Travail demandé ->
(a) Restituez à l'identique le passage du texte sur Veules-les-Roses qui commence par « Les guerres de » et se termine par « broyer du lin. ».
(b) Reprenez le texte sur Veules-les-Roses à la suite de sa dernière phrase et poursuivez-le.
++++ Passage extrait
VEULES-LES-ROSES

Escale dans l’un des plus beaux villages de Normandie : Veules-les-Roses.

La réputation de Veules-les-Roses n’est vraiment pas volée : que ce soit son fleuve – la Veules – le plus petit de France, son architecture avec des maisons à colombages ou des villas de bord de mer, ses jardins fleuris, Veules-les-Roses est enchanteur.

Le village, autrefois baptisé Veules-en-Caux, est l’un des plus anciens du Pays de Caux, puisque l’on y a trouvé trace d’un cimetière mérovingien.

Dès le 11ème siècle, le fleuve sert de frontière entre deux paroisses : Saint Martin sur la rive gauche et Saint Nicolas sur la rive droite.

Les guerres de religion divisent la population, ruinent l’agriculture et le commerce. Dans le village, les dissensions se portent sur les vêtements : les femmes catholiques portent des jupes rouges alors que les femmes protestantes portent des jupes bleues.

La source principale du village reste le fleuve, que ce soit le lavage de la laine, ou les moulins à blés installés le long de la Veules. Durant la révolution industrielle, les moulins sont convertis afin de broyer du lin.
++++++++
++++ Données fournies
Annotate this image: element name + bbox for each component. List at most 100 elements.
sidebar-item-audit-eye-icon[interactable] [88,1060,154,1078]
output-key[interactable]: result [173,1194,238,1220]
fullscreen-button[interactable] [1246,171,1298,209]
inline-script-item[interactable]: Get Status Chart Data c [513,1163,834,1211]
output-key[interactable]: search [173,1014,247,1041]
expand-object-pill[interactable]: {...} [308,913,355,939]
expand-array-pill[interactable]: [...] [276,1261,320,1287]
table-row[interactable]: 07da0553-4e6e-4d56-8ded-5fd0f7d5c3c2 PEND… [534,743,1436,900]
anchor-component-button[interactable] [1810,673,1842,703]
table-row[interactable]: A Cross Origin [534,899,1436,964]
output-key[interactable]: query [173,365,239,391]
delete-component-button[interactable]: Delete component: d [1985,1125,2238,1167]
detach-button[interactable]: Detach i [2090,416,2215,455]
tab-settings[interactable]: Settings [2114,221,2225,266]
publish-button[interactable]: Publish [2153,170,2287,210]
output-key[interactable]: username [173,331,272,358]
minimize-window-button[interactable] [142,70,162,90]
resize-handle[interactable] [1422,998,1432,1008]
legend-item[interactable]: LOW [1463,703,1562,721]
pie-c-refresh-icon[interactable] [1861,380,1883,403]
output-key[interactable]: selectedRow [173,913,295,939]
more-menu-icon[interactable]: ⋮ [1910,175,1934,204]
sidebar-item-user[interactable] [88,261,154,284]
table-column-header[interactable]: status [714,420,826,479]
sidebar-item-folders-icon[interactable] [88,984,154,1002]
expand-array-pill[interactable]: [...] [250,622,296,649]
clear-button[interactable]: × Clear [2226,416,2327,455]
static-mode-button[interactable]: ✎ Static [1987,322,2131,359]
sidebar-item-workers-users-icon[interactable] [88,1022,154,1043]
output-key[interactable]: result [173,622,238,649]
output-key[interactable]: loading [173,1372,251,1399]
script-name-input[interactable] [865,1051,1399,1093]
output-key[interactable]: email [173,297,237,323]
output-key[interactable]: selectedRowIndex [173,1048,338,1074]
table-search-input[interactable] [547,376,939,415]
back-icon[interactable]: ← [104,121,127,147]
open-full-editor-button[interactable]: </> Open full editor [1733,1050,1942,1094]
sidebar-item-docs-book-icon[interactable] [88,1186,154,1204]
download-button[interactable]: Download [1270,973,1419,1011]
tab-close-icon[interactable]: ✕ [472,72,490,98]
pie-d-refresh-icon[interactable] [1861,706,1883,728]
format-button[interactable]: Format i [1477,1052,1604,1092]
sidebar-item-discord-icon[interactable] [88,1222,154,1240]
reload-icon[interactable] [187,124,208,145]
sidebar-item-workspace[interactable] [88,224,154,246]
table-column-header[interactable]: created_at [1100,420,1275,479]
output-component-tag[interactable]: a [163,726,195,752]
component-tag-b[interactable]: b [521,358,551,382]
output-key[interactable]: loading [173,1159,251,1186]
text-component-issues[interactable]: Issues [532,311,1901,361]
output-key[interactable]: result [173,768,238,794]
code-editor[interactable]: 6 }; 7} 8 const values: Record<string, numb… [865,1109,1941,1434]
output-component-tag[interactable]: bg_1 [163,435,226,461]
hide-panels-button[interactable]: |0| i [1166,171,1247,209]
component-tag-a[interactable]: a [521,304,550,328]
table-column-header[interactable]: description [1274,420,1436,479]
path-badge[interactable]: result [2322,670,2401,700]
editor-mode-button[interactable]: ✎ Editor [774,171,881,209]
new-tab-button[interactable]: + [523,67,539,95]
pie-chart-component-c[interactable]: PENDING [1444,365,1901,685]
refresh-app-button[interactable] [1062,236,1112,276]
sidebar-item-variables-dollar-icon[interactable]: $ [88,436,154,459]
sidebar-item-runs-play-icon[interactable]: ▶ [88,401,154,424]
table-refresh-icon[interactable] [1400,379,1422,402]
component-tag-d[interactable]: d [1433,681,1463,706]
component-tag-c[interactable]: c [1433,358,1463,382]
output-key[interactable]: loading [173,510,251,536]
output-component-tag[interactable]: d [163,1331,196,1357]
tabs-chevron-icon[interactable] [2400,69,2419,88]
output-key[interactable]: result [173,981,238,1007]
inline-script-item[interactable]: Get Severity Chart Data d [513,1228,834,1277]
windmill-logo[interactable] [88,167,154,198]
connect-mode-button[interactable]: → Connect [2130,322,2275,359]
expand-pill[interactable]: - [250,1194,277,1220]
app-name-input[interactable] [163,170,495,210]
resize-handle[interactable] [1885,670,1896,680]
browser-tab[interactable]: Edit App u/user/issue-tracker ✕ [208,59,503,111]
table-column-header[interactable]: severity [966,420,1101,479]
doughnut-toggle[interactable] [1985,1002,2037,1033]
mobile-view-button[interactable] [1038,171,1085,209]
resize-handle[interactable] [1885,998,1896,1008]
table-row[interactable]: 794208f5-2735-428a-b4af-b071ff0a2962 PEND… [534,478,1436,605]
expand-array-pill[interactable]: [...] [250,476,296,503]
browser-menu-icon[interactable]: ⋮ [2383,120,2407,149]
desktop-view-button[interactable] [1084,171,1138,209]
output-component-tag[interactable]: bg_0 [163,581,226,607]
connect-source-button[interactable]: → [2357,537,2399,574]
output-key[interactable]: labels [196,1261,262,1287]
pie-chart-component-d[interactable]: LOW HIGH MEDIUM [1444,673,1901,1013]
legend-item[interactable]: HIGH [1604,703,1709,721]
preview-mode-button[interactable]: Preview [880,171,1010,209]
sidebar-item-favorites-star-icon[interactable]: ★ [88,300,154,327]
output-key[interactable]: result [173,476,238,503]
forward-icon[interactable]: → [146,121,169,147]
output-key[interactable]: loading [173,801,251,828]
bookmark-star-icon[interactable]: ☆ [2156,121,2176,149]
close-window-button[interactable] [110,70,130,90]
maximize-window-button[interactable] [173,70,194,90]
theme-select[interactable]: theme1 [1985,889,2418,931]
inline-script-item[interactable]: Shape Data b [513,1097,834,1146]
++++++++
Liste des réponses ->
(a)
Les guerres de religion divisent la population, ruinent l’agriculture et le commerce. Dans le village, les dissensions se portent sur les vêtements : les femmes catholiques portent des jupes rouges alors que les femmes protestantes portent des jupes bleues.

La source principale du village reste le fleuve, que ce soit le lavage de la laine, ou les moulins à blés installés le long de la Veules. Durant la révolution industrielle, les moulins sont convertis afin de broyer du lin.

(b)
En 1826, une actrice de la Comédie Française, Anaïs Aubert, se réfugie à Veules-les-Roses suite à une peine de cœur. Elle vante tant les mérites du village lors de son retour à Paris que Veules-les-Roses devient la destination de bon nombre d’artistes et d’intellectuels de l’époque, Paul Meurice, les Goncourt pour n’en citer que quelques uns – et de la bonne société parisienne.

Victor Hugo avait tant l’habitude de visiter son ami Paul Meurice qu’Emile Bergerat, un écrivain français, dira que « quand Victor Hugo était chez Paul Meurice, sa promenade favorite était le bord de la Veules. Il a du laisser des rimes accrochées aux arbres et les oiseaux en ont certainement encore dans leurs nids ».